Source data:
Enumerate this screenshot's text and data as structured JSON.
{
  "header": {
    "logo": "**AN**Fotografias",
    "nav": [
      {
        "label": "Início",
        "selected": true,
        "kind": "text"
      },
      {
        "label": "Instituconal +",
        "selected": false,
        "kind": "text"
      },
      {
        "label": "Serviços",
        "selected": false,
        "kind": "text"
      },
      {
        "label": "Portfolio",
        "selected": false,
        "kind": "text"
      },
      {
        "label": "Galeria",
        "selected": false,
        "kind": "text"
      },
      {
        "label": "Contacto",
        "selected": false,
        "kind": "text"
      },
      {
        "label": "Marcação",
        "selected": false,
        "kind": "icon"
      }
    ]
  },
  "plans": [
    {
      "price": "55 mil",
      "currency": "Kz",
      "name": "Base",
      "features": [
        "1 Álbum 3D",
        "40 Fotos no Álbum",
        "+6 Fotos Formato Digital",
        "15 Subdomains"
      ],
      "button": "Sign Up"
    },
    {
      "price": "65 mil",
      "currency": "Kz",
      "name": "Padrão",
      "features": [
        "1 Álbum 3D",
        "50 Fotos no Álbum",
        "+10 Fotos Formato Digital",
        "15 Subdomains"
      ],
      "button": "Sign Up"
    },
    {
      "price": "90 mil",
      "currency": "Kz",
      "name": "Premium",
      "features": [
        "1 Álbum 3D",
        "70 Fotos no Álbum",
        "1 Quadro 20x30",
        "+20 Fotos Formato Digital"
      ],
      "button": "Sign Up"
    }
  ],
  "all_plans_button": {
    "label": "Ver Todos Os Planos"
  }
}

> _PROBLEM TO SOLVE_
Take the lines above and retype all of them exactly.

> _EXERCISE OUTPUT_
Enumerate this screenshot's text and data as structured JSON.
{
  "header": {
    "logo": "**AN**Fotografias",
    "nav": [
      {
        "label": "Início",
        "selected": true,
        "kind": "text"
      },
      {
        "label": "Instituconal +",
        "selected": false,
        "kind": "text"
      },
      {
        "label": "Serviços",
        "selected": false,
        "kind": "text"
      },
      {
        "label": "Portfolio",
        "selected": false,
        "kind": "text"
      },
      {
        "label": "Galeria",
        "selected": false,
        "kind": "text"
      },
      {
        "label": "Contacto",
        "selected": false,
        "kind": "text"
      },
      {
        "label": "Marcação",
        "selected": false,
        "kind": "icon"
      }
    ]
  },
  "plans": [
    {
      "price": "55 mil",
      "currency": "Kz",
      "name": "Base",
      "features": [
        "1 Álbum 3D",
        "40 Fotos no Álbum",
        "+6 Fotos Formato Digital",
        "15 Subdomains"
      ],
      "button": "Sign Up"
    },
    {
      "price": "65 mil",
      "currency": "Kz",
      "name": "Padrão",
      "features": [
        "1 Álbum 3D",
        "50 Fotos no Álbum",
        "+10 Fotos Formato Digital",
        "15 Subdomains"
      ],
      "button": "Sign Up"
    },
    {
      "price": "90 mil",
      "currency": "Kz",
      "name": "Premium",
      "features": [
        "1 Álbum 3D",
        "70 Fotos no Álbum",
        "1 Quadro 20x30",
        "+20 Fotos Formato Digital"
      ],
      "button": "Sign Up"
    }
  ],
  "all_plans_button": {
    "label": "Ver Todos Os Planos"
  }
}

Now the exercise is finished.